GOAL OF THE EXERCISE »
Every record must be repeated exactly; omit any pictures they contain.
::: EXTRACTED MATERIAL :::
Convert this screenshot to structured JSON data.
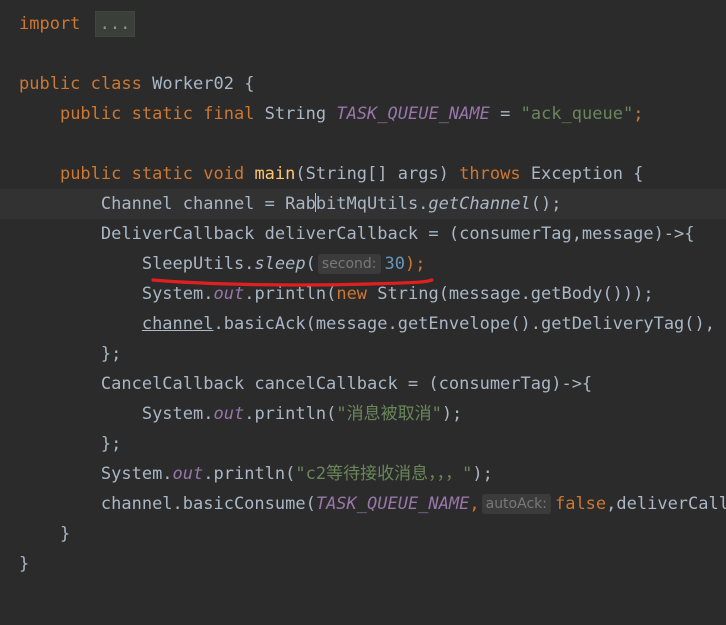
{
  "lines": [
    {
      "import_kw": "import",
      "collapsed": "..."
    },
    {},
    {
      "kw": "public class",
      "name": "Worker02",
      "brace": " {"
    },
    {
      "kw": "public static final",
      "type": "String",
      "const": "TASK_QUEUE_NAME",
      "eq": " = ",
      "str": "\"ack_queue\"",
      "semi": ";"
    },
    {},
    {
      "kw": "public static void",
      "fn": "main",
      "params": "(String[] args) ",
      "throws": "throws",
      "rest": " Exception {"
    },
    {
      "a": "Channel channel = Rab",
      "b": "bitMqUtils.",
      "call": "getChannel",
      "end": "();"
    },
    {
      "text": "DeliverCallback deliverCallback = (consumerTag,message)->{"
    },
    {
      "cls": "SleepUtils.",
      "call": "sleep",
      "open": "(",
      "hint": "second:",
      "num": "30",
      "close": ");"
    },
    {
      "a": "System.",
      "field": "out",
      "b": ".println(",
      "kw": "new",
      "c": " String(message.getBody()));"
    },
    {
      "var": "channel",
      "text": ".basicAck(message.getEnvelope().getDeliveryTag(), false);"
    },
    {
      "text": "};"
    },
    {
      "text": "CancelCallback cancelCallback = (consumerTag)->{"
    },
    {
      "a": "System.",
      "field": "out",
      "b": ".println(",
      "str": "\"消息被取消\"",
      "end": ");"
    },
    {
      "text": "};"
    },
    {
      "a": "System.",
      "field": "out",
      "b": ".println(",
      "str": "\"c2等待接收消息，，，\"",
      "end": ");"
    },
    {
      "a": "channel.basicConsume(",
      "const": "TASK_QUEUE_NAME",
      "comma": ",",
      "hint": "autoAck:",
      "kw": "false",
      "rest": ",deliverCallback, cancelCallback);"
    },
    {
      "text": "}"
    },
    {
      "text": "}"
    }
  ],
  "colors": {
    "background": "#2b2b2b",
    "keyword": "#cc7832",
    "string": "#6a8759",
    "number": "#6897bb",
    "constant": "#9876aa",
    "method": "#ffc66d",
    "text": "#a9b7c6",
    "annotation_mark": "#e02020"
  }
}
:::
SOLVED EXERCISE »
Convert this screenshot to structured JSON data.
{
  "lines": [
    {
      "import_kw": "import",
      "collapsed": "..."
    },
    {},
    {
      "kw": "public class",
      "name": "Worker02",
      "brace": " {"
    },
    {
      "kw": "public static final",
      "type": "String",
      "const": "TASK_QUEUE_NAME",
      "eq": " = ",
      "str": "\"ack_queue\"",
      "semi": ";"
    },
    {},
    {
      "kw": "public static void",
      "fn": "main",
      "params": "(String[] args) ",
      "throws": "throws",
      "rest": " Exception {"
    },
    {
      "a": "Channel channel = Rab",
      "b": "bitMqUtils.",
      "call": "getChannel",
      "end": "();"
    },
    {
      "text": "DeliverCallback deliverCallback = (consumerTag,message)->{"
    },
    {
      "cls": "SleepUtils.",
      "call": "sleep",
      "open": "(",
      "hint": "second:",
      "num": "30",
      "close": ");"
    },
    {
      "a": "System.",
      "field": "out",
      "b": ".println(",
      "kw": "new",
      "c": " String(message.getBody()));"
    },
    {
      "var": "channel",
      "text": ".basicAck(message.getEnvelope().getDeliveryTag(), false);"
    },
    {
      "text": "};"
    },
    {
      "text": "CancelCallback cancelCallback = (consumerTag)->{"
    },
    {
      "a": "System.",
      "field": "out",
      "b": ".println(",
      "str": "\"消息被取消\"",
      "end": ");"
    },
    {
      "text": "};"
    },
    {
      "a": "System.",
      "field": "out",
      "b": ".println(",
      "str": "\"c2等待接收消息，，，\"",
      "end": ");"
    },
    {
      "a": "channel.basicConsume(",
      "const": "TASK_QUEUE_NAME",
      "comma": ",",
      "hint": "autoAck:",
      "kw": "false",
      "rest": ",deliverCallback, cancelCallback);"
    },
    {
      "text": "}"
    },
    {
      "text": "}"
    }
  ],
  "colors": {
    "background": "#2b2b2b",
    "keyword": "#cc7832",
    "string": "#6a8759",
    "number": "#6897bb",
    "constant": "#9876aa",
    "method": "#ffc66d",
    "text": "#a9b7c6",
    "annotation_mark": "#e02020"
  }
}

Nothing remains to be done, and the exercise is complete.